▶ Task directions
Count the lines containing "between". Give the number alone.
* Begin Record set *
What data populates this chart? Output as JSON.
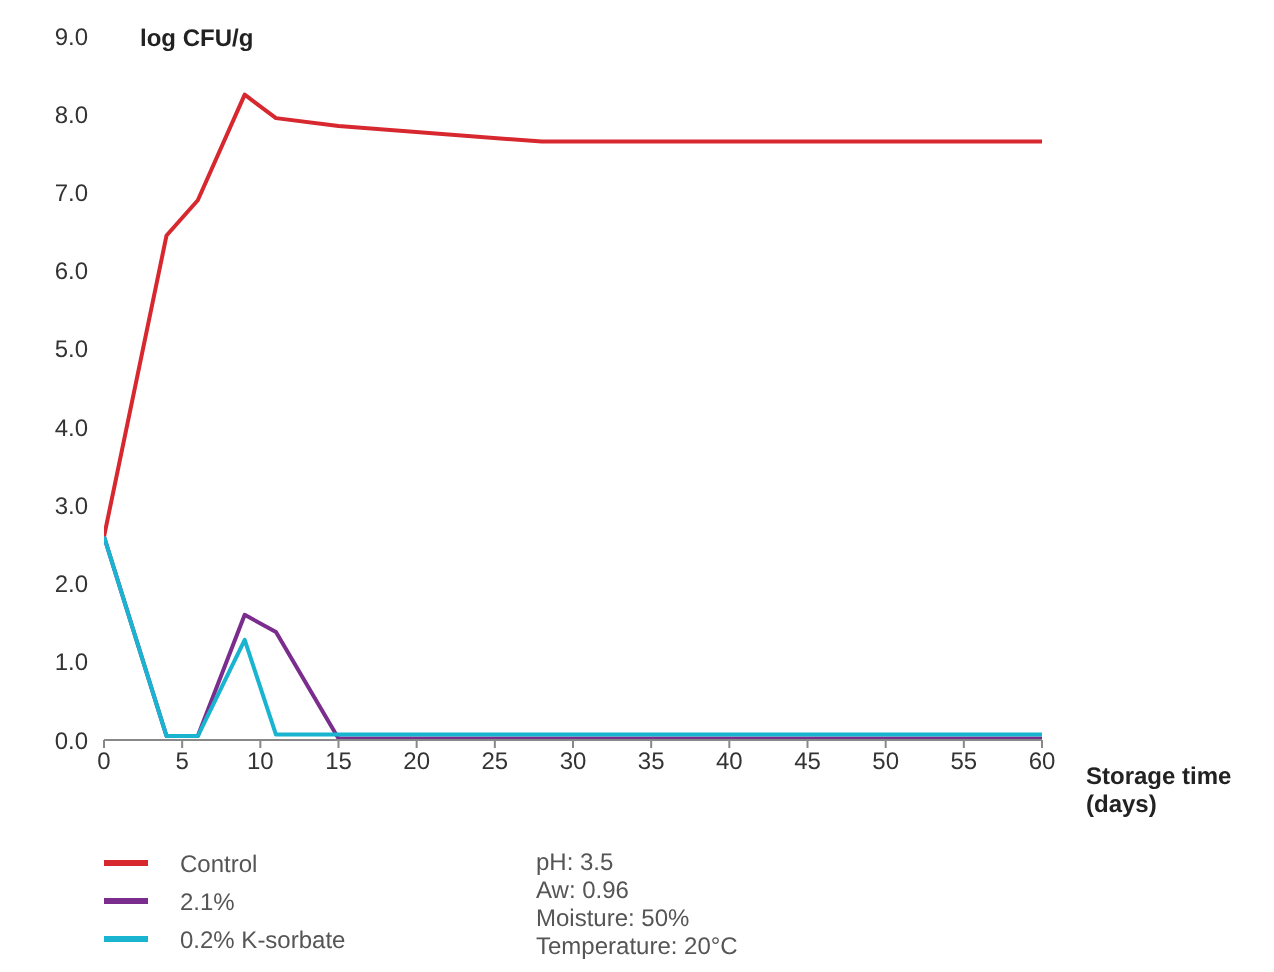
{
  "chart_data": {
    "type": "line",
    "xlabel": "Storage time (days)",
    "ylabel": "log CFU/g",
    "xlim": [
      0,
      60
    ],
    "xticks": [
      0,
      5,
      10,
      15,
      20,
      25,
      30,
      35,
      40,
      45,
      50,
      55,
      60
    ],
    "ylim": [
      0,
      9
    ],
    "yticks": [
      {
        "value": 0,
        "label": "0.0"
      },
      {
        "value": 1,
        "label": "1.0"
      },
      {
        "value": 2,
        "label": "2.0"
      },
      {
        "value": 3,
        "label": "3.0"
      },
      {
        "value": 4,
        "label": "4.0"
      },
      {
        "value": 5,
        "label": "5.0"
      },
      {
        "value": 6,
        "label": "6.0"
      },
      {
        "value": 7,
        "label": "7.0"
      },
      {
        "value": 8,
        "label": "8.0"
      },
      {
        "value": 9,
        "label": "9.0"
      }
    ],
    "grid": false,
    "legend": "bottom left",
    "marker": "none",
    "line_style": "solid",
    "series": [
      {
        "name": "Control",
        "color": "#d7282f",
        "x": [
          0,
          4,
          6,
          9,
          11,
          15,
          28,
          60
        ],
        "values": [
          2.6,
          6.45,
          6.9,
          8.25,
          7.95,
          7.85,
          7.65,
          7.65
        ]
      },
      {
        "name": "2.1%",
        "color": "#7b2d8e",
        "x": [
          0,
          4,
          6,
          9,
          11,
          15,
          60
        ],
        "values": [
          2.6,
          0.05,
          0.05,
          1.6,
          1.38,
          0.02,
          0.02
        ]
      },
      {
        "name": "0.2% K-sorbate",
        "color": "#18b4d0",
        "x": [
          0,
          4,
          6,
          9,
          11,
          15,
          60
        ],
        "values": [
          2.6,
          0.05,
          0.05,
          1.28,
          0.07,
          0.07,
          0.07
        ]
      }
    ],
    "annotations": [
      "pH: 3.5",
      "Aw: 0.96",
      "Moisture: 50%",
      "Temperature: 20°C"
    ]
  }
}
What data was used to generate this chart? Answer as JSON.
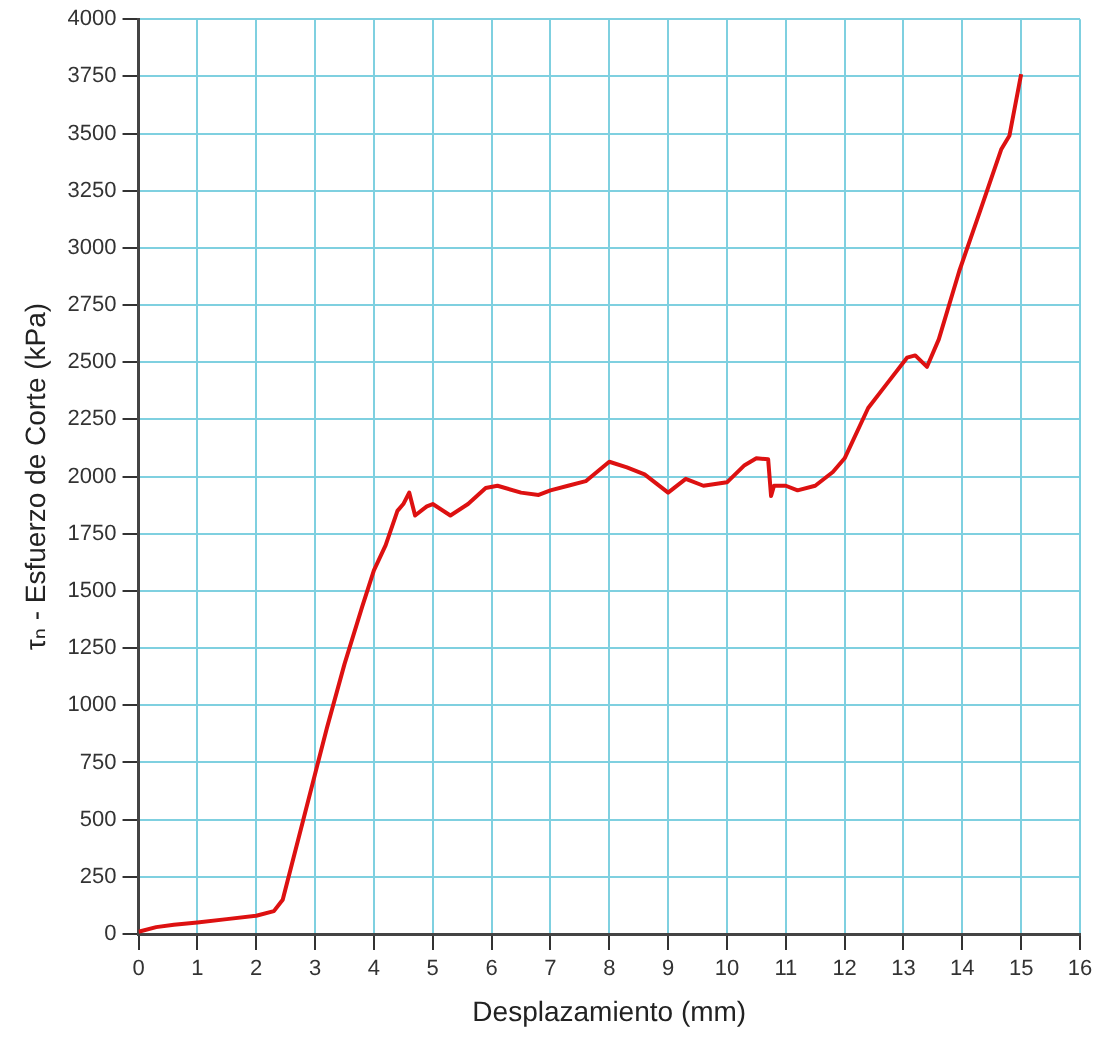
{
  "chart_data": {
    "type": "line",
    "xlabel": "Desplazamiento (mm)",
    "ylabel": "τₙ - Esfuerzo de Corte (kPa)",
    "xlim": [
      0,
      16
    ],
    "xticks": [
      0,
      1,
      2,
      3,
      4,
      5,
      6,
      7,
      8,
      9,
      10,
      11,
      12,
      13,
      14,
      15,
      16
    ],
    "ylim": [
      0,
      4000
    ],
    "yticks": [
      0,
      250,
      500,
      750,
      1000,
      1250,
      1500,
      1750,
      2000,
      2250,
      2500,
      2750,
      3000,
      3250,
      3500,
      3750,
      4000
    ],
    "grid": true,
    "legend": false,
    "marker": "none",
    "line_style": "solid",
    "series": [
      {
        "color": "#dd1111",
        "x": [
          0,
          0.3,
          0.6,
          1,
          1.5,
          2,
          2.3,
          2.45,
          2.6,
          2.8,
          3,
          3.2,
          3.5,
          3.8,
          4,
          4.2,
          4.4,
          4.5,
          4.6,
          4.7,
          4.9,
          5,
          5.3,
          5.6,
          5.9,
          6.1,
          6.5,
          6.8,
          7,
          7.3,
          7.6,
          8,
          8.3,
          8.6,
          9,
          9.3,
          9.6,
          10,
          10.3,
          10.5,
          10.7,
          10.75,
          10.8,
          11,
          11.2,
          11.5,
          11.8,
          12,
          12.4,
          12.7,
          13.06,
          13.2,
          13.4,
          13.6,
          13.95,
          14.3,
          14.66,
          14.8,
          15.0
        ],
        "values": [
          10,
          30,
          40,
          50,
          65,
          80,
          100,
          150,
          300,
          500,
          700,
          900,
          1180,
          1430,
          1590,
          1700,
          1850,
          1880,
          1930,
          1830,
          1870,
          1880,
          1830,
          1880,
          1950,
          1960,
          1930,
          1920,
          1940,
          1960,
          1980,
          2065,
          2040,
          2010,
          1930,
          1990,
          1960,
          1975,
          2050,
          2080,
          2076,
          1915,
          1960,
          1960,
          1940,
          1960,
          2020,
          2080,
          2300,
          2400,
          2520,
          2530,
          2480,
          2600,
          2900,
          3160,
          3430,
          3490,
          3760
        ]
      }
    ]
  }
}
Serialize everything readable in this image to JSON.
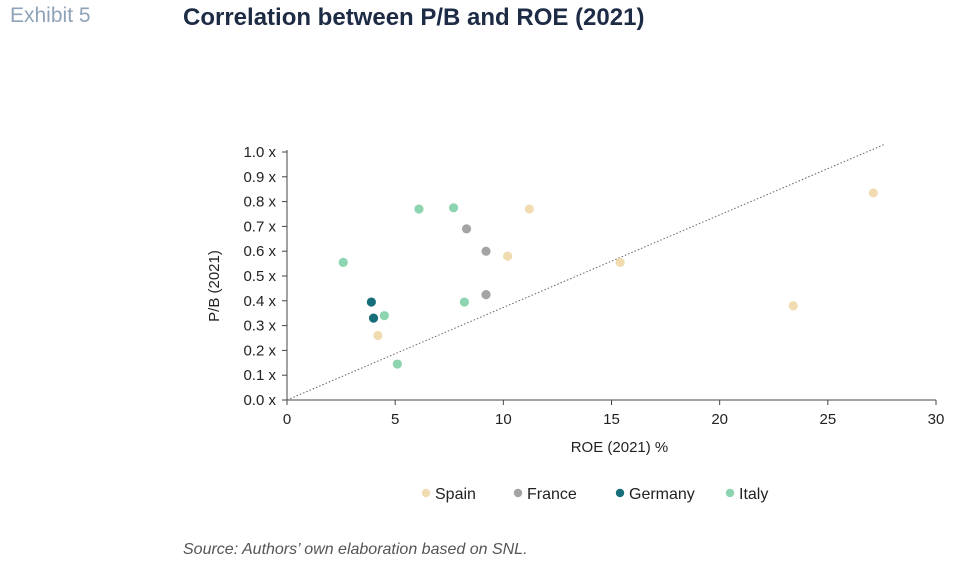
{
  "header": {
    "exhibit_label": "Exhibit 5",
    "title": "Correlation between P/B and ROE (2021)"
  },
  "footer": {
    "source": "Source: Authors’ own elaboration based on SNL."
  },
  "chart_data": {
    "type": "scatter",
    "title": "Correlation between P/B and ROE (2021)",
    "xlabel": "ROE  (2021)  %",
    "ylabel": "P/B (2021)",
    "xlim": [
      0,
      30
    ],
    "ylim": [
      0,
      1.0
    ],
    "x_ticks": [
      0,
      5,
      10,
      15,
      20,
      25,
      30
    ],
    "x_tick_labels": [
      "0",
      "5",
      "10",
      "15",
      "20",
      "25",
      "30"
    ],
    "y_ticks": [
      0,
      0.1,
      0.2,
      0.3,
      0.4,
      0.5,
      0.6,
      0.7,
      0.8,
      0.9,
      1.0
    ],
    "y_tick_labels": [
      "0.0 x",
      "0.1 x",
      "0.2 x",
      "0.3 x",
      "0.4 x",
      "0.5 x",
      "0.6 x",
      "0.7 x",
      "0.8 x",
      "0.9 x",
      "1.0 x"
    ],
    "grid": false,
    "legend_position": "bottom",
    "trendline": {
      "style": "dotted",
      "color": "#666666",
      "x": [
        0,
        27.6
      ],
      "y": [
        0,
        1.03
      ]
    },
    "series": [
      {
        "name": "Spain",
        "color": "#f1dcb1",
        "points": [
          {
            "x": 4.2,
            "y": 0.26
          },
          {
            "x": 10.2,
            "y": 0.58
          },
          {
            "x": 11.2,
            "y": 0.77
          },
          {
            "x": 15.4,
            "y": 0.555
          },
          {
            "x": 23.4,
            "y": 0.38
          },
          {
            "x": 27.1,
            "y": 0.835
          }
        ]
      },
      {
        "name": "France",
        "color": "#a4a4a4",
        "points": [
          {
            "x": 8.3,
            "y": 0.69
          },
          {
            "x": 9.2,
            "y": 0.6
          },
          {
            "x": 9.2,
            "y": 0.425
          }
        ]
      },
      {
        "name": "Germany",
        "color": "#166e7a",
        "points": [
          {
            "x": 3.9,
            "y": 0.395
          },
          {
            "x": 4.0,
            "y": 0.33
          }
        ]
      },
      {
        "name": "Italy",
        "color": "#8dd4b0",
        "points": [
          {
            "x": 2.6,
            "y": 0.555
          },
          {
            "x": 6.1,
            "y": 0.77
          },
          {
            "x": 7.7,
            "y": 0.775
          },
          {
            "x": 8.2,
            "y": 0.395
          },
          {
            "x": 4.5,
            "y": 0.34
          },
          {
            "x": 5.1,
            "y": 0.145
          }
        ]
      }
    ]
  }
}
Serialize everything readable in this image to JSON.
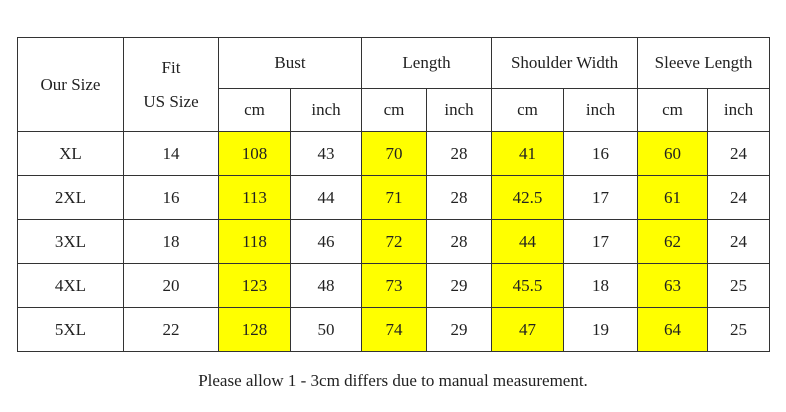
{
  "table": {
    "corner": "Our Size",
    "fit": [
      "Fit",
      "US Size"
    ],
    "groups": [
      "Bust",
      "Length",
      "Shoulder Width",
      "Sleeve Length"
    ],
    "units": [
      "cm",
      "inch",
      "cm",
      "inch",
      "cm",
      "inch",
      "cm",
      "inch"
    ],
    "rows": [
      [
        "XL",
        "14",
        "108",
        "43",
        "70",
        "28",
        "41",
        "16",
        "60",
        "24"
      ],
      [
        "2XL",
        "16",
        "113",
        "44",
        "71",
        "28",
        "42.5",
        "17",
        "61",
        "24"
      ],
      [
        "3XL",
        "18",
        "118",
        "46",
        "72",
        "28",
        "44",
        "17",
        "62",
        "24"
      ],
      [
        "4XL",
        "20",
        "123",
        "48",
        "73",
        "29",
        "45.5",
        "18",
        "63",
        "25"
      ],
      [
        "5XL",
        "22",
        "128",
        "50",
        "74",
        "29",
        "47",
        "19",
        "64",
        "25"
      ]
    ]
  },
  "note": "Please allow 1 - 3cm differs due to manual measurement."
}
* End Record set *
▶ Solution below
2